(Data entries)
/---

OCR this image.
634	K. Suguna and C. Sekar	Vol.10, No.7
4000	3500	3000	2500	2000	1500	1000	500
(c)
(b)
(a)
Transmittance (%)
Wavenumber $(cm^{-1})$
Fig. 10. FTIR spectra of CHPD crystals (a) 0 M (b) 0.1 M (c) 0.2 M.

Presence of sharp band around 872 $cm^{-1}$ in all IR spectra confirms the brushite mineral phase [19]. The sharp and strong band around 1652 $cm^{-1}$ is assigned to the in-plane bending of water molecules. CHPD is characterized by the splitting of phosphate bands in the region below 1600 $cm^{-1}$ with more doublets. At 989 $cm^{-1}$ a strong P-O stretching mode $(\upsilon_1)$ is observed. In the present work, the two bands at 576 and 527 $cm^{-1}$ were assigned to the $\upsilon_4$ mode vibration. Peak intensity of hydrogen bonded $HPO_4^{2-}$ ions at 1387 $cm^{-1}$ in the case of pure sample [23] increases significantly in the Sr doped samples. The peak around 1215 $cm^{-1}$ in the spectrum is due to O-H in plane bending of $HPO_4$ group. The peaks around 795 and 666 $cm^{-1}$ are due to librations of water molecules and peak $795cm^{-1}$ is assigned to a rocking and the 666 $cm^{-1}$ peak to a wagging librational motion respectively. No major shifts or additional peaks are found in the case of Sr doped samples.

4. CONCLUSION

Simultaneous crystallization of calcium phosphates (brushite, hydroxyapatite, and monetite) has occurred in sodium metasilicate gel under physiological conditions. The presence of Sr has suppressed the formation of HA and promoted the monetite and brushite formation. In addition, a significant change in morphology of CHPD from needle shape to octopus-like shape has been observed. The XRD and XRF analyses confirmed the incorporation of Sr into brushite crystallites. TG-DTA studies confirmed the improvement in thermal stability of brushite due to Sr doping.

\---
/---

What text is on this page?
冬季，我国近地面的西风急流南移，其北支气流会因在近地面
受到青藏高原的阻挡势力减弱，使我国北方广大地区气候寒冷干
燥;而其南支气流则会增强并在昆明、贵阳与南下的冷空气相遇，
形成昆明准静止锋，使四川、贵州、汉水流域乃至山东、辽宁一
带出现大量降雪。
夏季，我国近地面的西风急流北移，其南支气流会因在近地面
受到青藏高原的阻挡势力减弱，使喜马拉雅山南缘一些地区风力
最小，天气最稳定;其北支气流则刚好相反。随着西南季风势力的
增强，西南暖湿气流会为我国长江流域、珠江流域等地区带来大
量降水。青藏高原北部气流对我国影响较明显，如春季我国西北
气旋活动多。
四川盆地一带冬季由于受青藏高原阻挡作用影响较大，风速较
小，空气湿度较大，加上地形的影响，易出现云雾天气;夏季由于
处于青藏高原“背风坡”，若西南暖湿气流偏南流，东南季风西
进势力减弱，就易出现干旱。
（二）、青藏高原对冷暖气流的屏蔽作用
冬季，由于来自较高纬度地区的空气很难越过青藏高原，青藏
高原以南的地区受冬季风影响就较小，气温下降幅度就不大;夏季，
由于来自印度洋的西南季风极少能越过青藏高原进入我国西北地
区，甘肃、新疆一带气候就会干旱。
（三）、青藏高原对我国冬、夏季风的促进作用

\---

**Given instruction:** Establish how many lines of the records contain the string "受到青藏高原的阻挡势力减弱" and state that number without elaboration.

**Right answer:** 2